(Items from a figure collection)

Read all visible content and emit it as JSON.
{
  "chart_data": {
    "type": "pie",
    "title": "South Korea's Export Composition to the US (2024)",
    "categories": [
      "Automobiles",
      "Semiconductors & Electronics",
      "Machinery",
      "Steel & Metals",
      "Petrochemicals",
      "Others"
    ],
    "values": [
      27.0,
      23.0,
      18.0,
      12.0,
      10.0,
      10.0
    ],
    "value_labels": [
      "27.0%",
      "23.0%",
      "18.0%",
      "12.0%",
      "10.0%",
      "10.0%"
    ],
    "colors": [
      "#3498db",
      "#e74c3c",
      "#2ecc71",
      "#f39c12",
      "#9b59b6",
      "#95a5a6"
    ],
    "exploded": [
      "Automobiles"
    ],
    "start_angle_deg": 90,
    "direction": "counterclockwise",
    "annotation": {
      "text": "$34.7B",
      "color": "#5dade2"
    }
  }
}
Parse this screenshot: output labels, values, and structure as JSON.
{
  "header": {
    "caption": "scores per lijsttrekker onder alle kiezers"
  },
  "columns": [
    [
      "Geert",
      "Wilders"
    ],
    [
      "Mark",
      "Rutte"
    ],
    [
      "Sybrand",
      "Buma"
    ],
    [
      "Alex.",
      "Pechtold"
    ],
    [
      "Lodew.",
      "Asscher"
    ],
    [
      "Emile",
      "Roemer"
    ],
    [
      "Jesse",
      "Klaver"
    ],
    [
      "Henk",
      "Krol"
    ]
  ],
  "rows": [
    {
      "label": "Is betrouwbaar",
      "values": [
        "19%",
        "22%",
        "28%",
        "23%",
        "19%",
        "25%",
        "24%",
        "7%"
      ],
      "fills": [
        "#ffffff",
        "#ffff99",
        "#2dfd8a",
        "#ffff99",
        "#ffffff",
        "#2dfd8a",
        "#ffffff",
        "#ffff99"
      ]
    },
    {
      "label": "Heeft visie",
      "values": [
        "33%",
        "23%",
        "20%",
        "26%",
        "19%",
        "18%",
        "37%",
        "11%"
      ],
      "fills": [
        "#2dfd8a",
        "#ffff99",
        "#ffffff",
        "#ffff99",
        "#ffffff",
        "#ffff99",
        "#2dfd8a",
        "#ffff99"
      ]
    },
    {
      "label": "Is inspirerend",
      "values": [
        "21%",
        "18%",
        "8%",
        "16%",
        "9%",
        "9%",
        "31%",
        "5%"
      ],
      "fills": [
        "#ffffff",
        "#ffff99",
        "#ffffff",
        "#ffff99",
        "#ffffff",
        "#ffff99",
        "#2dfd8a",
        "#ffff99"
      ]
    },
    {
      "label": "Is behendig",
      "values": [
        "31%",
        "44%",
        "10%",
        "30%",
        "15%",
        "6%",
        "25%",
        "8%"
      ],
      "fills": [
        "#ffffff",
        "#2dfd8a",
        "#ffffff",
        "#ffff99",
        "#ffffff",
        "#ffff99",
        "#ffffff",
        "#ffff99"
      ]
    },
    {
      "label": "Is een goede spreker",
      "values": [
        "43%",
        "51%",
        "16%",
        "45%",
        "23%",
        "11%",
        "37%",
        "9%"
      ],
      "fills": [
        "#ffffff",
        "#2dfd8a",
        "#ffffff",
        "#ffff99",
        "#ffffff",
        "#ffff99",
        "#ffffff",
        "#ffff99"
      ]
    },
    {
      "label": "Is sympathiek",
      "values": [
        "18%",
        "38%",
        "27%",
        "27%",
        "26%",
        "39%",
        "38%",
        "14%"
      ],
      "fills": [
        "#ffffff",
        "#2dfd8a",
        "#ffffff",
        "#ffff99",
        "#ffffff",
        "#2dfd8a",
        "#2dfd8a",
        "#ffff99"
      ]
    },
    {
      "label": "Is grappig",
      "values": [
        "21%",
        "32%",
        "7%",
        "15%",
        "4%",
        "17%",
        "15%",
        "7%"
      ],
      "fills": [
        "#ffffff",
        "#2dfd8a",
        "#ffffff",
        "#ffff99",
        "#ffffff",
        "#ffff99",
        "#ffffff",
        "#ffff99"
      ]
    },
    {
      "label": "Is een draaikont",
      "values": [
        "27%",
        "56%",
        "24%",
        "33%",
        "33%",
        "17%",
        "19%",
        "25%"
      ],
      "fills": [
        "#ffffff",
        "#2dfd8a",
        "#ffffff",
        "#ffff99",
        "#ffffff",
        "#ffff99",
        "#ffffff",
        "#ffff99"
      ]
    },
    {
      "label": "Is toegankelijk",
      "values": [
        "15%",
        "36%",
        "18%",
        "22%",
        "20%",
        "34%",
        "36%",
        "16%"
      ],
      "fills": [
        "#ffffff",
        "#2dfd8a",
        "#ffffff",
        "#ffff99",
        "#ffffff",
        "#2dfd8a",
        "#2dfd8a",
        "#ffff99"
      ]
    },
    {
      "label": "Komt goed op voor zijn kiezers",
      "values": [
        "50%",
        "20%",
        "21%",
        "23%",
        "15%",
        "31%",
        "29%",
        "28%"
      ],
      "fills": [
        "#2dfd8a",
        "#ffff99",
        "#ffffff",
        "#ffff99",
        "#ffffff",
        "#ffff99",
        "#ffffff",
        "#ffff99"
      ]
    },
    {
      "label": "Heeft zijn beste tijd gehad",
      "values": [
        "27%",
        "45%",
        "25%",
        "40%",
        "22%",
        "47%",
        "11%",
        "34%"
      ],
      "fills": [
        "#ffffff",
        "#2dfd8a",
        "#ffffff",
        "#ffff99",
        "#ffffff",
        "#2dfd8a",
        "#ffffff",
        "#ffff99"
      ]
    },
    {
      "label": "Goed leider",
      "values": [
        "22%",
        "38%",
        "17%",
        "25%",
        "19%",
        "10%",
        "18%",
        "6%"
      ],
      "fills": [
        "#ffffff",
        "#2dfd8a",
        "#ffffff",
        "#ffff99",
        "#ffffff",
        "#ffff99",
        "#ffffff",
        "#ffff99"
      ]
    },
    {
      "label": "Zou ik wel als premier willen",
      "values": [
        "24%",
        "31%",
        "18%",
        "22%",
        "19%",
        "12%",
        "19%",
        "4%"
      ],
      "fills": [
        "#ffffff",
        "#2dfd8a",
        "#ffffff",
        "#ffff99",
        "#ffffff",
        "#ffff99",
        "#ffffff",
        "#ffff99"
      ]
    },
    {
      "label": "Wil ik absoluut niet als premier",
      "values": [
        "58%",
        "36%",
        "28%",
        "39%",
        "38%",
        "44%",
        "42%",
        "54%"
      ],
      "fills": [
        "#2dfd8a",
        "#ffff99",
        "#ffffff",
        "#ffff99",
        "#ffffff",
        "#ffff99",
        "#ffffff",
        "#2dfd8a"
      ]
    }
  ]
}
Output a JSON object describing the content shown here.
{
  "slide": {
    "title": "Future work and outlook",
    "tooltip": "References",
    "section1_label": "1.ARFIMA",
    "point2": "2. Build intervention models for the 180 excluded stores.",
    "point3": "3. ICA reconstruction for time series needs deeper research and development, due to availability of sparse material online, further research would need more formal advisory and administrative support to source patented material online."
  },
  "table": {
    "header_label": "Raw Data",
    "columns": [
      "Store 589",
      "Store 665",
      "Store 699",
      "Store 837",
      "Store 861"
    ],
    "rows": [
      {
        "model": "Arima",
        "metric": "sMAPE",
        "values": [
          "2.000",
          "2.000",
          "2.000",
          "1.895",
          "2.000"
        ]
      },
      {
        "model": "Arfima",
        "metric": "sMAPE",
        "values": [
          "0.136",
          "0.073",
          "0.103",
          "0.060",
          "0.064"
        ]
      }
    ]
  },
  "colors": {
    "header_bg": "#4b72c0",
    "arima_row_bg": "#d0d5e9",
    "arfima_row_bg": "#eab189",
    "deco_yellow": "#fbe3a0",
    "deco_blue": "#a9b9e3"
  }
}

→ Required task:
Every record above should be copied exactly.

→ Finished exercise:
Read all visible content and emit it as JSON.
{
  "chart_data": {
    "type": "pie",
    "title": "South Korea's Export Composition to the US (2024)",
    "categories": [
      "Automobiles",
      "Semiconductors & Electronics",
      "Machinery",
      "Steel & Metals",
      "Petrochemicals",
      "Others"
    ],
    "values": [
      27.0,
      23.0,
      18.0,
      12.0,
      10.0,
      10.0
    ],
    "value_labels": [
      "27.0%",
      "23.0%",
      "18.0%",
      "12.0%",
      "10.0%",
      "10.0%"
    ],
    "colors": [
      "#3498db",
      "#e74c3c",
      "#2ecc71",
      "#f39c12",
      "#9b59b6",
      "#95a5a6"
    ],
    "exploded": [
      "Automobiles"
    ],
    "start_angle_deg": 90,
    "direction": "counterclockwise",
    "annotation": {
      "text": "$34.7B",
      "color": "#5dade2"
    }
  }
}
Parse this screenshot: output labels, values, and structure as JSON.
{
  "header": {
    "caption": "scores per lijsttrekker onder alle kiezers"
  },
  "columns": [
    [
      "Geert",
      "Wilders"
    ],
    [
      "Mark",
      "Rutte"
    ],
    [
      "Sybrand",
      "Buma"
    ],
    [
      "Alex.",
      "Pechtold"
    ],
    [
      "Lodew.",
      "Asscher"
    ],
    [
      "Emile",
      "Roemer"
    ],
    [
      "Jesse",
      "Klaver"
    ],
    [
      "Henk",
      "Krol"
    ]
  ],
  "rows": [
    {
      "label": "Is betrouwbaar",
      "values": [
        "19%",
        "22%",
        "28%",
        "23%",
        "19%",
        "25%",
        "24%",
        "7%"
      ],
      "fills": [
        "#ffffff",
        "#ffff99",
        "#2dfd8a",
        "#ffff99",
        "#ffffff",
        "#2dfd8a",
        "#ffffff",
        "#ffff99"
      ]
    },
    {
      "label": "Heeft visie",
      "values": [
        "33%",
        "23%",
        "20%",
        "26%",
        "19%",
        "18%",
        "37%",
        "11%"
      ],
      "fills": [
        "#2dfd8a",
        "#ffff99",
        "#ffffff",
        "#ffff99",
        "#ffffff",
        "#ffff99",
        "#2dfd8a",
        "#ffff99"
      ]
    },
    {
      "label": "Is inspirerend",
      "values": [
        "21%",
        "18%",
        "8%",
        "16%",
        "9%",
        "9%",
        "31%",
        "5%"
      ],
      "fills": [
        "#ffffff",
        "#ffff99",
        "#ffffff",
        "#ffff99",
        "#ffffff",
        "#ffff99",
        "#2dfd8a",
        "#ffff99"
      ]
    },
    {
      "label": "Is behendig",
      "values": [
        "31%",
        "44%",
        "10%",
        "30%",
        "15%",
        "6%",
        "25%",
        "8%"
      ],
      "fills": [
        "#ffffff",
        "#2dfd8a",
        "#ffffff",
        "#ffff99",
        "#ffffff",
        "#ffff99",
        "#ffffff",
        "#ffff99"
      ]
    },
    {
      "label": "Is een goede spreker",
      "values": [
        "43%",
        "51%",
        "16%",
        "45%",
        "23%",
        "11%",
        "37%",
        "9%"
      ],
      "fills": [
        "#ffffff",
        "#2dfd8a",
        "#ffffff",
        "#ffff99",
        "#ffffff",
        "#ffff99",
        "#ffffff",
        "#ffff99"
      ]
    },
    {
      "label": "Is sympathiek",
      "values": [
        "18%",
        "38%",
        "27%",
        "27%",
        "26%",
        "39%",
        "38%",
        "14%"
      ],
      "fills": [
        "#ffffff",
        "#2dfd8a",
        "#ffffff",
        "#ffff99",
        "#ffffff",
        "#2dfd8a",
        "#2dfd8a",
        "#ffff99"
      ]
    },
    {
      "label": "Is grappig",
      "values": [
        "21%",
        "32%",
        "7%",
        "15%",
        "4%",
        "17%",
        "15%",
        "7%"
      ],
      "fills": [
        "#ffffff",
        "#2dfd8a",
        "#ffffff",
        "#ffff99",
        "#ffffff",
        "#ffff99",
        "#ffffff",
        "#ffff99"
      ]
    },
    {
      "label": "Is een draaikont",
      "values": [
        "27%",
        "56%",
        "24%",
        "33%",
        "33%",
        "17%",
        "19%",
        "25%"
      ],
      "fills": [
        "#ffffff",
        "#2dfd8a",
        "#ffffff",
        "#ffff99",
        "#ffffff",
        "#ffff99",
        "#ffffff",
        "#ffff99"
      ]
    },
    {
      "label": "Is toegankelijk",
      "values": [
        "15%",
        "36%",
        "18%",
        "22%",
        "20%",
        "34%",
        "36%",
        "16%"
      ],
      "fills": [
        "#ffffff",
        "#2dfd8a",
        "#ffffff",
        "#ffff99",
        "#ffffff",
        "#2dfd8a",
        "#2dfd8a",
        "#ffff99"
      ]
    },
    {
      "label": "Komt goed op voor zijn kiezers",
      "values": [
        "50%",
        "20%",
        "21%",
        "23%",
        "15%",
        "31%",
        "29%",
        "28%"
      ],
      "fills": [
        "#2dfd8a",
        "#ffff99",
        "#ffffff",
        "#ffff99",
        "#ffffff",
        "#ffff99",
        "#ffffff",
        "#ffff99"
      ]
    },
    {
      "label": "Heeft zijn beste tijd gehad",
      "values": [
        "27%",
        "45%",
        "25%",
        "40%",
        "22%",
        "47%",
        "11%",
        "34%"
      ],
      "fills": [
        "#ffffff",
        "#2dfd8a",
        "#ffffff",
        "#ffff99",
        "#ffffff",
        "#2dfd8a",
        "#ffffff",
        "#ffff99"
      ]
    },
    {
      "label": "Goed leider",
      "values": [
        "22%",
        "38%",
        "17%",
        "25%",
        "19%",
        "10%",
        "18%",
        "6%"
      ],
      "fills": [
        "#ffffff",
        "#2dfd8a",
        "#ffffff",
        "#ffff99",
        "#ffffff",
        "#ffff99",
        "#ffffff",
        "#ffff99"
      ]
    },
    {
      "label": "Zou ik wel als premier willen",
      "values": [
        "24%",
        "31%",
        "18%",
        "22%",
        "19%",
        "12%",
        "19%",
        "4%"
      ],
      "fills": [
        "#ffffff",
        "#2dfd8a",
        "#ffffff",
        "#ffff99",
        "#ffffff",
        "#ffff99",
        "#ffffff",
        "#ffff99"
      ]
    },
    {
      "label": "Wil ik absoluut niet als premier",
      "values": [
        "58%",
        "36%",
        "28%",
        "39%",
        "38%",
        "44%",
        "42%",
        "54%"
      ],
      "fills": [
        "#2dfd8a",
        "#ffff99",
        "#ffffff",
        "#ffff99",
        "#ffffff",
        "#ffff99",
        "#ffffff",
        "#2dfd8a"
      ]
    }
  ]
}
Output a JSON object describing the content shown here.
{
  "slide": {
    "title": "Future work and outlook",
    "tooltip": "References",
    "section1_label": "1.ARFIMA",
    "point2": "2. Build intervention models for the 180 excluded stores.",
    "point3": "3. ICA reconstruction for time series needs deeper research and development, due to availability of sparse material online, further research would need more formal advisory and administrative support to source patented material online."
  },
  "table": {
    "header_label": "Raw Data",
    "columns": [
      "Store 589",
      "Store 665",
      "Store 699",
      "Store 837",
      "Store 861"
    ],
    "rows": [
      {
        "model": "Arima",
        "metric": "sMAPE",
        "values": [
          "2.000",
          "2.000",
          "2.000",
          "1.895",
          "2.000"
        ]
      },
      {
        "model": "Arfima",
        "metric": "sMAPE",
        "values": [
          "0.136",
          "0.073",
          "0.103",
          "0.060",
          "0.064"
        ]
      }
    ]
  },
  "colors": {
    "header_bg": "#4b72c0",
    "arima_row_bg": "#d0d5e9",
    "arfima_row_bg": "#eab189",
    "deco_yellow": "#fbe3a0",
    "deco_blue": "#a9b9e3"
  }
}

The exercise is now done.